Goal:
Copy every line of the data in which the word "color" occurs.

──────── Raw records ────────

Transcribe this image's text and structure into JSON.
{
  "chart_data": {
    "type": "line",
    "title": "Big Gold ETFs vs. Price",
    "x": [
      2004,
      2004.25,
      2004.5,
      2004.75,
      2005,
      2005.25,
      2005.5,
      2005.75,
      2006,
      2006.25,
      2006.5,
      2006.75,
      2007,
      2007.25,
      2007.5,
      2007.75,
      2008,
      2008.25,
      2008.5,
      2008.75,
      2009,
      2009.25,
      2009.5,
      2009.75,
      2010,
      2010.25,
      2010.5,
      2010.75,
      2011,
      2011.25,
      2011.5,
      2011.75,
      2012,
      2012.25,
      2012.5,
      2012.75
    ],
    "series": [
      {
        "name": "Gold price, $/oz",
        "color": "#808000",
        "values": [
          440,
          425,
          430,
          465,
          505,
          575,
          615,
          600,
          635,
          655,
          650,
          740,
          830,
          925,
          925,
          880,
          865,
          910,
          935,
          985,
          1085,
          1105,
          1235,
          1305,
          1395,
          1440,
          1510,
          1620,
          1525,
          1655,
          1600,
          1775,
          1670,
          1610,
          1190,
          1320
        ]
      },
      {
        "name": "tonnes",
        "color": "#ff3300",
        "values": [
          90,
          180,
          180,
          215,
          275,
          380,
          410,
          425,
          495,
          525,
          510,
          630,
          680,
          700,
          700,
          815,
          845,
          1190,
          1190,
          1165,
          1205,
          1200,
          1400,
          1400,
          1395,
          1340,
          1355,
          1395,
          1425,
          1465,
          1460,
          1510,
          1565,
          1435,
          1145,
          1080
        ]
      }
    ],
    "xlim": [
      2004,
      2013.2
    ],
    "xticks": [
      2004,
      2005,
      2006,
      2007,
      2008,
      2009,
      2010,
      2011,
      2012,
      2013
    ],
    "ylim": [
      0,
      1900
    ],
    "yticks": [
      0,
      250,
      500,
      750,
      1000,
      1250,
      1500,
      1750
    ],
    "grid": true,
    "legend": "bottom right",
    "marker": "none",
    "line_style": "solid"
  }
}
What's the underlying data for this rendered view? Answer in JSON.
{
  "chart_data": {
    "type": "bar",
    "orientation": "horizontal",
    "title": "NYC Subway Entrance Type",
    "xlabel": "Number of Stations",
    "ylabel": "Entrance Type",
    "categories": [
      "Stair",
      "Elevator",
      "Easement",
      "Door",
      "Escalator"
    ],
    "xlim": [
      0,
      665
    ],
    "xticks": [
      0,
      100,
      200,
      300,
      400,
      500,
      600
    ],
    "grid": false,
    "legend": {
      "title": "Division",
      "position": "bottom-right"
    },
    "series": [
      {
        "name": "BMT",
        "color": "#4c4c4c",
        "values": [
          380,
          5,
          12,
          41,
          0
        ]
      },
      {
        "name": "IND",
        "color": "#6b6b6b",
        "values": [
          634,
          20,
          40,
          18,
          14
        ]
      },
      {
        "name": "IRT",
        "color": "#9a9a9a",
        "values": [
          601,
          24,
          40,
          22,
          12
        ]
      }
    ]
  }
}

────────

Output:
        "color": "#808000",
        "color": "#ff3300",
        "color": "#4c4c4c",
        "color": "#6b6b6b",
        "color": "#9a9a9a",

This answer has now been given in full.